▸ Given information:
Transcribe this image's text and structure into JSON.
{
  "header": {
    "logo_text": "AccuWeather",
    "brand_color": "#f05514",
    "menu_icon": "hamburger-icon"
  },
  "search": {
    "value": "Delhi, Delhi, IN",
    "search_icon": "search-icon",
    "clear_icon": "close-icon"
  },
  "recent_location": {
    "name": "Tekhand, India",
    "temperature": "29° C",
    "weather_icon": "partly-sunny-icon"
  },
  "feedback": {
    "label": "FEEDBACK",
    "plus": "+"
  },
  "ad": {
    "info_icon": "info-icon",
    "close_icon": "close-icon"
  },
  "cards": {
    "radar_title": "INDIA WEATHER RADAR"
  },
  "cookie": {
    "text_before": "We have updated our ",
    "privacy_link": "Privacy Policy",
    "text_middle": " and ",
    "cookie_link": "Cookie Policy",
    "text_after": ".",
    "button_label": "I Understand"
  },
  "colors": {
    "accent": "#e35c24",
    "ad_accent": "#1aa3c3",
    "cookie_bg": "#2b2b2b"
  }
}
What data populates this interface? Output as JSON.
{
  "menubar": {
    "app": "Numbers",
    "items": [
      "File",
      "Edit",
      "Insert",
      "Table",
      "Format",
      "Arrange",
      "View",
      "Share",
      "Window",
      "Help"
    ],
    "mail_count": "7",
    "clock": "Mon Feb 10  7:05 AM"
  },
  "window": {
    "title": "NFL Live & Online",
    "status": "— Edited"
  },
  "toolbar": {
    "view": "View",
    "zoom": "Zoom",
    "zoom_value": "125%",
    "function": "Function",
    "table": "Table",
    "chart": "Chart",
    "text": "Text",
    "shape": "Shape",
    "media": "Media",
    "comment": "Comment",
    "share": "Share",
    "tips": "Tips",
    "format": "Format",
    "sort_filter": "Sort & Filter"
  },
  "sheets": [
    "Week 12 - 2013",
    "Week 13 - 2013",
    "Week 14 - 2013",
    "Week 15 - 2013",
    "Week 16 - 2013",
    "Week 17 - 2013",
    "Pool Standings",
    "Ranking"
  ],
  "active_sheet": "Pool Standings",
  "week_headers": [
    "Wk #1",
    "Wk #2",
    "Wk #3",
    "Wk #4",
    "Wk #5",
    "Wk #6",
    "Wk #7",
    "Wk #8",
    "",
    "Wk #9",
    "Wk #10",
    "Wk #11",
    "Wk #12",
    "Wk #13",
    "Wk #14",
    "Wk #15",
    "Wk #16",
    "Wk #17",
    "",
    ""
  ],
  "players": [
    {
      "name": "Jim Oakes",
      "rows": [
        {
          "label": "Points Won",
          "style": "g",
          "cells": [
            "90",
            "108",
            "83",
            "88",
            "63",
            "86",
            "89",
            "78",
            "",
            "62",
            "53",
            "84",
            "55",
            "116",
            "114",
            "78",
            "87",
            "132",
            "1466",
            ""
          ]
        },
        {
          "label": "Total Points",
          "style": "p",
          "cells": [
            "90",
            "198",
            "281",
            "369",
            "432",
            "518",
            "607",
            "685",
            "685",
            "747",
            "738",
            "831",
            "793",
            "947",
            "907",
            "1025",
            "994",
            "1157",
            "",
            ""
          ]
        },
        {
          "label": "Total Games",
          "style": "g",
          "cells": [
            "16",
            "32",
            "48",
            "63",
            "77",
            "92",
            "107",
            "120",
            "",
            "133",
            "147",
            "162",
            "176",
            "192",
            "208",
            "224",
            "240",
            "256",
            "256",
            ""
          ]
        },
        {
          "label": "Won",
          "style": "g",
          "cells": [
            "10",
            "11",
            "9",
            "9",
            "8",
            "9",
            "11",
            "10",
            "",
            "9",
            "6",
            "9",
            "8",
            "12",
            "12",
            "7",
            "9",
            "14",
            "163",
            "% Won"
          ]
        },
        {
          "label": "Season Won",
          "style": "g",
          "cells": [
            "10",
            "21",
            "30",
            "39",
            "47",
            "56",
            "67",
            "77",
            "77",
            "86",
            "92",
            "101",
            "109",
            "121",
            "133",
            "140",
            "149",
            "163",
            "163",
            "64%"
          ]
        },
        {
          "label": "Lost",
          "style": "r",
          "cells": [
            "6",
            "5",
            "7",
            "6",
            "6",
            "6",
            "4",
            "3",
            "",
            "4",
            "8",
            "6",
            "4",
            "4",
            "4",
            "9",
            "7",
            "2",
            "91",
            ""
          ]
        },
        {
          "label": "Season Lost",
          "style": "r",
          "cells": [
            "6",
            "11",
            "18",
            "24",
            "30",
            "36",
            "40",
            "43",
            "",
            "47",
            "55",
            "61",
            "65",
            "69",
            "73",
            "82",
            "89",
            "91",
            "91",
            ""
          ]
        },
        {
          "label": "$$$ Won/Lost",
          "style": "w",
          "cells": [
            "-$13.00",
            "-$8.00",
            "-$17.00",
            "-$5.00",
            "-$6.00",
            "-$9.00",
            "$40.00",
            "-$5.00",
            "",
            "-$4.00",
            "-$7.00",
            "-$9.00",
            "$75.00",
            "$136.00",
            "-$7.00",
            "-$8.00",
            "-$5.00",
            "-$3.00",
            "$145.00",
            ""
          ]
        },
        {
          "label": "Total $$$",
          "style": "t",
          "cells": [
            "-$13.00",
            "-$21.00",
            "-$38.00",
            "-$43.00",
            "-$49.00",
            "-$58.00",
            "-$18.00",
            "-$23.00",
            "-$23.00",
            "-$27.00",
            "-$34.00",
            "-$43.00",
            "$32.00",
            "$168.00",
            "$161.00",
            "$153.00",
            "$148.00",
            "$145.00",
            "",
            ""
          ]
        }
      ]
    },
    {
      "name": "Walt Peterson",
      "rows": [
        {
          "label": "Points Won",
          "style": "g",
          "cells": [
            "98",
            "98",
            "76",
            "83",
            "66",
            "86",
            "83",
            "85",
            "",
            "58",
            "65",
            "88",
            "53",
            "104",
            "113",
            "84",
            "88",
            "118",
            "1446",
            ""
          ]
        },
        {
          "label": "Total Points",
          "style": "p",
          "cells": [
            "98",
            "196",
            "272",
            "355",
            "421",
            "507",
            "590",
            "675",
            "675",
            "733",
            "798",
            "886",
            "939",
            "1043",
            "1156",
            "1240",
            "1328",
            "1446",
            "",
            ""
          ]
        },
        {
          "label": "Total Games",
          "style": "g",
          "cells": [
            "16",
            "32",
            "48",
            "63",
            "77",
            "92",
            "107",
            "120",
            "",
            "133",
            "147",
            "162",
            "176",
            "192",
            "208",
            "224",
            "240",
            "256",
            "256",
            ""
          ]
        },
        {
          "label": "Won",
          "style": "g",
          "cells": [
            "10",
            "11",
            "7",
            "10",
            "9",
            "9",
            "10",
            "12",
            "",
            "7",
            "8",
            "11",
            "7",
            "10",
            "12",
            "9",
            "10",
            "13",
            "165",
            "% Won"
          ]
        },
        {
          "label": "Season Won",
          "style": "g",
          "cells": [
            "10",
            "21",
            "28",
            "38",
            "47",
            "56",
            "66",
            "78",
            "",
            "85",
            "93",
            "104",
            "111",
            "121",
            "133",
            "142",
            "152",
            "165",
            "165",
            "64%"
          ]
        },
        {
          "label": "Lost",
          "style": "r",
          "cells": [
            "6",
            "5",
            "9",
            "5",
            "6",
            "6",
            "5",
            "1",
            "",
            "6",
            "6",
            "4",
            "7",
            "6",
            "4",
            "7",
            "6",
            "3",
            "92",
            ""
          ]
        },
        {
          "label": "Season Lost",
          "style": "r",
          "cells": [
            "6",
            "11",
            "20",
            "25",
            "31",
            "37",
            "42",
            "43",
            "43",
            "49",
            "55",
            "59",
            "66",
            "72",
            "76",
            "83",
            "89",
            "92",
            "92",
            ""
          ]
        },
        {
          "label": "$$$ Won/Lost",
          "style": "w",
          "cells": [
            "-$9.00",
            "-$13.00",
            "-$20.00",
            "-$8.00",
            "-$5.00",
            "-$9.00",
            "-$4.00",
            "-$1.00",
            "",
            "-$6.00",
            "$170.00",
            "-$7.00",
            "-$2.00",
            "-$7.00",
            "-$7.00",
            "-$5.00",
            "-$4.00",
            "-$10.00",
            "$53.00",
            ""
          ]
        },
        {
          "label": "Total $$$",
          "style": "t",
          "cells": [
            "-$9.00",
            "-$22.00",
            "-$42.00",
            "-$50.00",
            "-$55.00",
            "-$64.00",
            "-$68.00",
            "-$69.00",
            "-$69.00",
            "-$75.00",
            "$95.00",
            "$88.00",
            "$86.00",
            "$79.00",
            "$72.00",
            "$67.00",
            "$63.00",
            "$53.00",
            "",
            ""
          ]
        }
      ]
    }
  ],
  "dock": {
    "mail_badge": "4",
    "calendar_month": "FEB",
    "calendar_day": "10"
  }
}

▸ Task directions:
Collect, from the material above, every line containing the word "close".

▸ Exercise solution:
    "clear_icon": "close-icon"
    "close_icon": "close-icon"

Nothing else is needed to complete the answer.